> Problem details
Give back each entry unchanged, minus pictures.

### Records for the exercise ###

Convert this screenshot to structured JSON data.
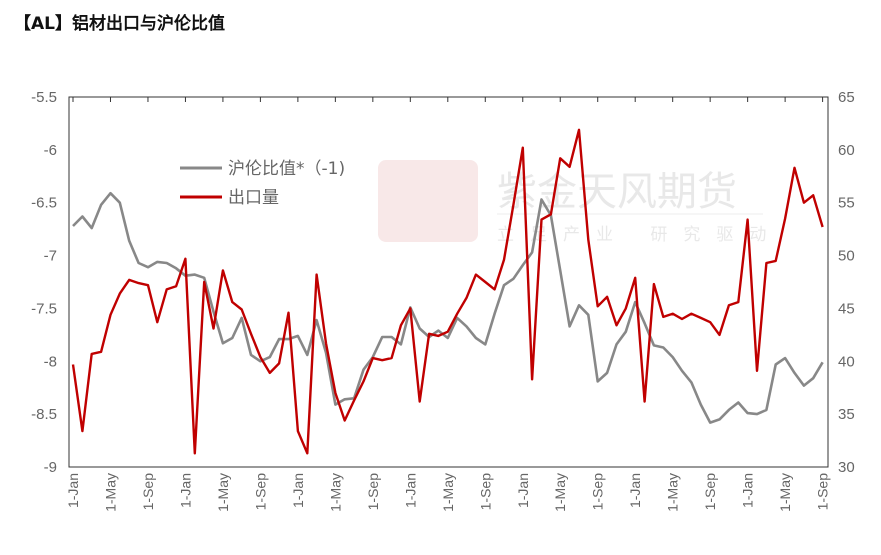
{
  "title": "【AL】铝材出口与沪伦比值",
  "watermark": {
    "brand": "紫金天风期货",
    "slogan": "立足产业 研究驱动",
    "seal": "紫金天风"
  },
  "chart_data": {
    "type": "line",
    "title": "【AL】铝材出口与沪伦比值",
    "x_tick_labels": [
      "1-Jan",
      "1-May",
      "1-Sep",
      "1-Jan",
      "1-May",
      "1-Sep",
      "1-Jan",
      "1-May",
      "1-Sep",
      "1-Jan",
      "1-May",
      "1-Sep",
      "1-Jan",
      "1-May",
      "1-Sep",
      "1-Jan",
      "1-May",
      "1-Sep",
      "1-Jan",
      "1-May",
      "1-Sep"
    ],
    "x_tick_every_months": 4,
    "left_axis": {
      "ylim": [
        -9,
        -5.5
      ],
      "ticks": [
        "-9",
        "-8.5",
        "-8",
        "-7.5",
        "-7",
        "-6.5",
        "-6",
        "-5.5"
      ]
    },
    "right_axis": {
      "ylim": [
        30,
        65
      ],
      "ticks": [
        "30",
        "35",
        "40",
        "45",
        "50",
        "55",
        "60",
        "65"
      ]
    },
    "legend_position": "top-left",
    "series": [
      {
        "name": "沪伦比值*（-1)",
        "axis": "left",
        "color": "#888888",
        "values": [
          -6.72,
          -6.63,
          -6.74,
          -6.52,
          -6.41,
          -6.5,
          -6.86,
          -7.07,
          -7.11,
          -7.06,
          -7.07,
          -7.12,
          -7.19,
          -7.18,
          -7.21,
          -7.53,
          -7.83,
          -7.78,
          -7.59,
          -7.94,
          -8.0,
          -7.96,
          -7.79,
          -7.79,
          -7.76,
          -7.94,
          -7.61,
          -7.92,
          -8.41,
          -8.36,
          -8.35,
          -8.08,
          -7.96,
          -7.77,
          -7.77,
          -7.84,
          -7.49,
          -7.69,
          -7.77,
          -7.71,
          -7.78,
          -7.59,
          -7.67,
          -7.78,
          -7.84,
          -7.55,
          -7.28,
          -7.22,
          -7.09,
          -6.97,
          -6.47,
          -6.62,
          -7.14,
          -7.67,
          -7.47,
          -7.56,
          -8.19,
          -8.11,
          -7.84,
          -7.72,
          -7.44,
          -7.64,
          -7.85,
          -7.87,
          -7.96,
          -8.09,
          -8.2,
          -8.41,
          -8.58,
          -8.55,
          -8.46,
          -8.39,
          -8.49,
          -8.5,
          -8.46,
          -8.03,
          -7.97,
          -8.11,
          -8.23,
          -8.16,
          -8.01
        ]
      },
      {
        "name": "出口量",
        "axis": "right",
        "color": "#C00000",
        "values": [
          39.7,
          33.4,
          40.7,
          40.9,
          44.4,
          46.4,
          47.7,
          47.4,
          47.2,
          43.7,
          46.8,
          47.1,
          49.7,
          31.3,
          47.5,
          43.1,
          48.6,
          45.6,
          44.9,
          42.6,
          40.4,
          38.9,
          39.8,
          44.6,
          33.4,
          31.3,
          48.2,
          41.7,
          37.0,
          34.4,
          36.3,
          38.1,
          40.3,
          40.1,
          40.3,
          43.4,
          45.0,
          36.2,
          42.6,
          42.4,
          42.8,
          44.5,
          46.0,
          48.2,
          47.5,
          46.8,
          49.6,
          54.8,
          60.2,
          38.3,
          53.4,
          53.9,
          59.2,
          58.4,
          61.9,
          51.5,
          45.2,
          46.1,
          43.4,
          45.0,
          47.9,
          36.2,
          47.3,
          44.2,
          44.5,
          44.0,
          44.5,
          44.1,
          43.7,
          42.5,
          45.3,
          45.6,
          53.4,
          39.1,
          49.3,
          49.5,
          53.5,
          58.3,
          55.0,
          55.7,
          52.7
        ]
      }
    ]
  }
}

###

> Worked solution
Convert this screenshot to structured JSON data.
{
  "title": "【AL】铝材出口与沪伦比值",
  "watermark": {
    "brand": "紫金天风期货",
    "slogan": "立足产业 研究驱动",
    "seal": "紫金天风"
  },
  "chart_data": {
    "type": "line",
    "title": "【AL】铝材出口与沪伦比值",
    "x_tick_labels": [
      "1-Jan",
      "1-May",
      "1-Sep",
      "1-Jan",
      "1-May",
      "1-Sep",
      "1-Jan",
      "1-May",
      "1-Sep",
      "1-Jan",
      "1-May",
      "1-Sep",
      "1-Jan",
      "1-May",
      "1-Sep",
      "1-Jan",
      "1-May",
      "1-Sep",
      "1-Jan",
      "1-May",
      "1-Sep"
    ],
    "x_tick_every_months": 4,
    "left_axis": {
      "ylim": [
        -9,
        -5.5
      ],
      "ticks": [
        "-9",
        "-8.5",
        "-8",
        "-7.5",
        "-7",
        "-6.5",
        "-6",
        "-5.5"
      ]
    },
    "right_axis": {
      "ylim": [
        30,
        65
      ],
      "ticks": [
        "30",
        "35",
        "40",
        "45",
        "50",
        "55",
        "60",
        "65"
      ]
    },
    "legend_position": "top-left",
    "series": [
      {
        "name": "沪伦比值*（-1)",
        "axis": "left",
        "color": "#888888",
        "values": [
          -6.72,
          -6.63,
          -6.74,
          -6.52,
          -6.41,
          -6.5,
          -6.86,
          -7.07,
          -7.11,
          -7.06,
          -7.07,
          -7.12,
          -7.19,
          -7.18,
          -7.21,
          -7.53,
          -7.83,
          -7.78,
          -7.59,
          -7.94,
          -8.0,
          -7.96,
          -7.79,
          -7.79,
          -7.76,
          -7.94,
          -7.61,
          -7.92,
          -8.41,
          -8.36,
          -8.35,
          -8.08,
          -7.96,
          -7.77,
          -7.77,
          -7.84,
          -7.49,
          -7.69,
          -7.77,
          -7.71,
          -7.78,
          -7.59,
          -7.67,
          -7.78,
          -7.84,
          -7.55,
          -7.28,
          -7.22,
          -7.09,
          -6.97,
          -6.47,
          -6.62,
          -7.14,
          -7.67,
          -7.47,
          -7.56,
          -8.19,
          -8.11,
          -7.84,
          -7.72,
          -7.44,
          -7.64,
          -7.85,
          -7.87,
          -7.96,
          -8.09,
          -8.2,
          -8.41,
          -8.58,
          -8.55,
          -8.46,
          -8.39,
          -8.49,
          -8.5,
          -8.46,
          -8.03,
          -7.97,
          -8.11,
          -8.23,
          -8.16,
          -8.01
        ]
      },
      {
        "name": "出口量",
        "axis": "right",
        "color": "#C00000",
        "values": [
          39.7,
          33.4,
          40.7,
          40.9,
          44.4,
          46.4,
          47.7,
          47.4,
          47.2,
          43.7,
          46.8,
          47.1,
          49.7,
          31.3,
          47.5,
          43.1,
          48.6,
          45.6,
          44.9,
          42.6,
          40.4,
          38.9,
          39.8,
          44.6,
          33.4,
          31.3,
          48.2,
          41.7,
          37.0,
          34.4,
          36.3,
          38.1,
          40.3,
          40.1,
          40.3,
          43.4,
          45.0,
          36.2,
          42.6,
          42.4,
          42.8,
          44.5,
          46.0,
          48.2,
          47.5,
          46.8,
          49.6,
          54.8,
          60.2,
          38.3,
          53.4,
          53.9,
          59.2,
          58.4,
          61.9,
          51.5,
          45.2,
          46.1,
          43.4,
          45.0,
          47.9,
          36.2,
          47.3,
          44.2,
          44.5,
          44.0,
          44.5,
          44.1,
          43.7,
          42.5,
          45.3,
          45.6,
          53.4,
          39.1,
          49.3,
          49.5,
          53.5,
          58.3,
          55.0,
          55.7,
          52.7
        ]
      }
    ]
  }
}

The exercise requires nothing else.